BEGIN

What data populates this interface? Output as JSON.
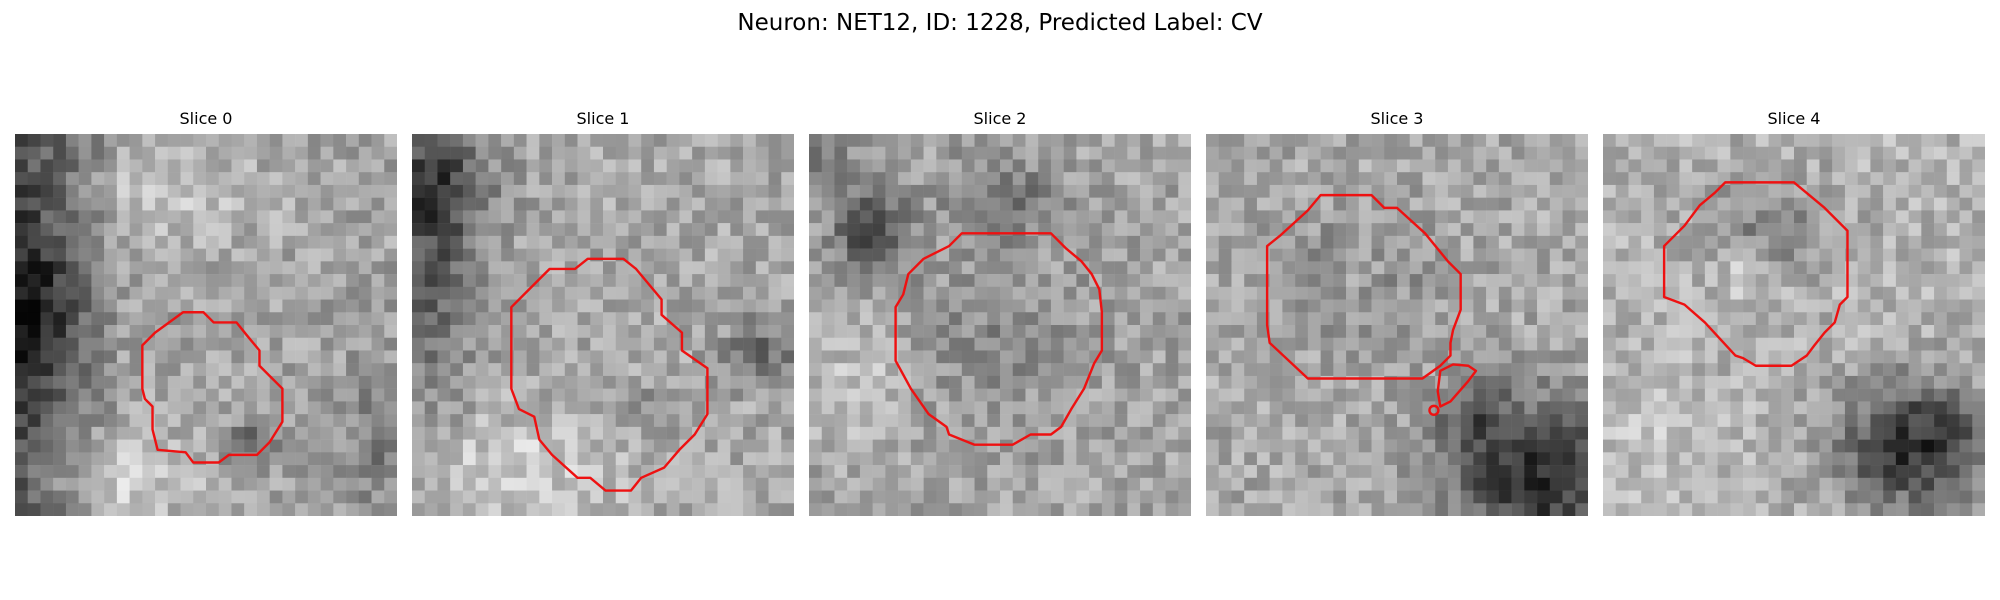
{
  "figure": {
    "title": "Neuron: NET12, ID: 1228, Predicted Label: CV",
    "contour_color": "#ee1111"
  },
  "panels": [
    {
      "title": "Slice 0"
    },
    {
      "title": "Slice 1"
    },
    {
      "title": "Slice 2"
    },
    {
      "title": "Slice 3"
    },
    {
      "title": "Slice 4"
    }
  ]
}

END

Reproduce the full material exactly, excluding the pictures.

• The answer:
What data populates this interface? Output as JSON.
{
  "figure": {
    "title": "Neuron: NET12, ID: 1228, Predicted Label: CV",
    "contour_color": "#ee1111"
  },
  "panels": [
    {
      "title": "Slice 0"
    },
    {
      "title": "Slice 1"
    },
    {
      "title": "Slice 2"
    },
    {
      "title": "Slice 3"
    },
    {
      "title": "Slice 4"
    }
  ]
}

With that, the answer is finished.